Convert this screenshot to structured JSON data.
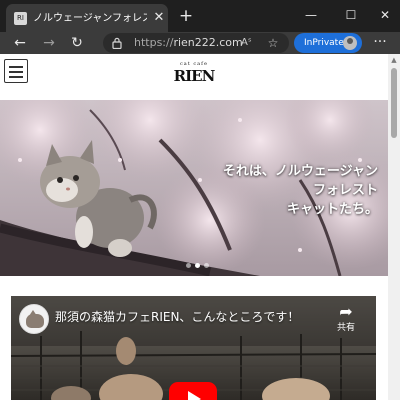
{
  "browser": {
    "tab": {
      "favicon_text": "RI",
      "title": "ノルウェージャンフォレストキャット専門",
      "close_glyph": "✕"
    },
    "new_tab_glyph": "+",
    "window_controls": {
      "minimize": "—",
      "maximize": "☐",
      "close": "✕"
    },
    "nav": {
      "back": "←",
      "forward": "→",
      "refresh": "↻",
      "home": "⌂"
    },
    "address": {
      "scheme": "https://",
      "host": "rien222.com"
    },
    "read_aloud_glyph": "Aˢ",
    "favorite_glyph": "☆",
    "inprivate_label": "InPrivate",
    "more_glyph": "···",
    "icons": [
      "lock-icon",
      "read-aloud-icon",
      "add-favorite-icon",
      "profile-icon"
    ]
  },
  "site": {
    "logo_small": "cat cafe",
    "logo_main": "RIEN",
    "hero": {
      "caption_lines": [
        "それは、ノルウェージャン",
        "フォレスト",
        "キャットたち。"
      ],
      "slides_total": 3,
      "active_slide": 1
    },
    "video": {
      "title": "那須の森猫カフェRIEN、こんなところです！",
      "share_label": "共有",
      "share_glyph": "➦"
    }
  },
  "colors": {
    "tab_bar": "#1f1f1f",
    "toolbar": "#3b3b3b",
    "inprivate": "#1e6fd9",
    "youtube_red": "#ff0000"
  }
}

> **YOUR OBJECTIVE**: Repeat all of the data above word for word, minus the pictures.

> **RESPONSE BELOW**:
Convert this screenshot to structured JSON data.
{
  "browser": {
    "tab": {
      "favicon_text": "RI",
      "title": "ノルウェージャンフォレストキャット専門",
      "close_glyph": "✕"
    },
    "new_tab_glyph": "+",
    "window_controls": {
      "minimize": "—",
      "maximize": "☐",
      "close": "✕"
    },
    "nav": {
      "back": "←",
      "forward": "→",
      "refresh": "↻",
      "home": "⌂"
    },
    "address": {
      "scheme": "https://",
      "host": "rien222.com"
    },
    "read_aloud_glyph": "Aˢ",
    "favorite_glyph": "☆",
    "inprivate_label": "InPrivate",
    "more_glyph": "···",
    "icons": [
      "lock-icon",
      "read-aloud-icon",
      "add-favorite-icon",
      "profile-icon"
    ]
  },
  "site": {
    "logo_small": "cat cafe",
    "logo_main": "RIEN",
    "hero": {
      "caption_lines": [
        "それは、ノルウェージャン",
        "フォレスト",
        "キャットたち。"
      ],
      "slides_total": 3,
      "active_slide": 1
    },
    "video": {
      "title": "那須の森猫カフェRIEN、こんなところです！",
      "share_label": "共有",
      "share_glyph": "➦"
    }
  },
  "colors": {
    "tab_bar": "#1f1f1f",
    "toolbar": "#3b3b3b",
    "inprivate": "#1e6fd9",
    "youtube_red": "#ff0000"
  }
}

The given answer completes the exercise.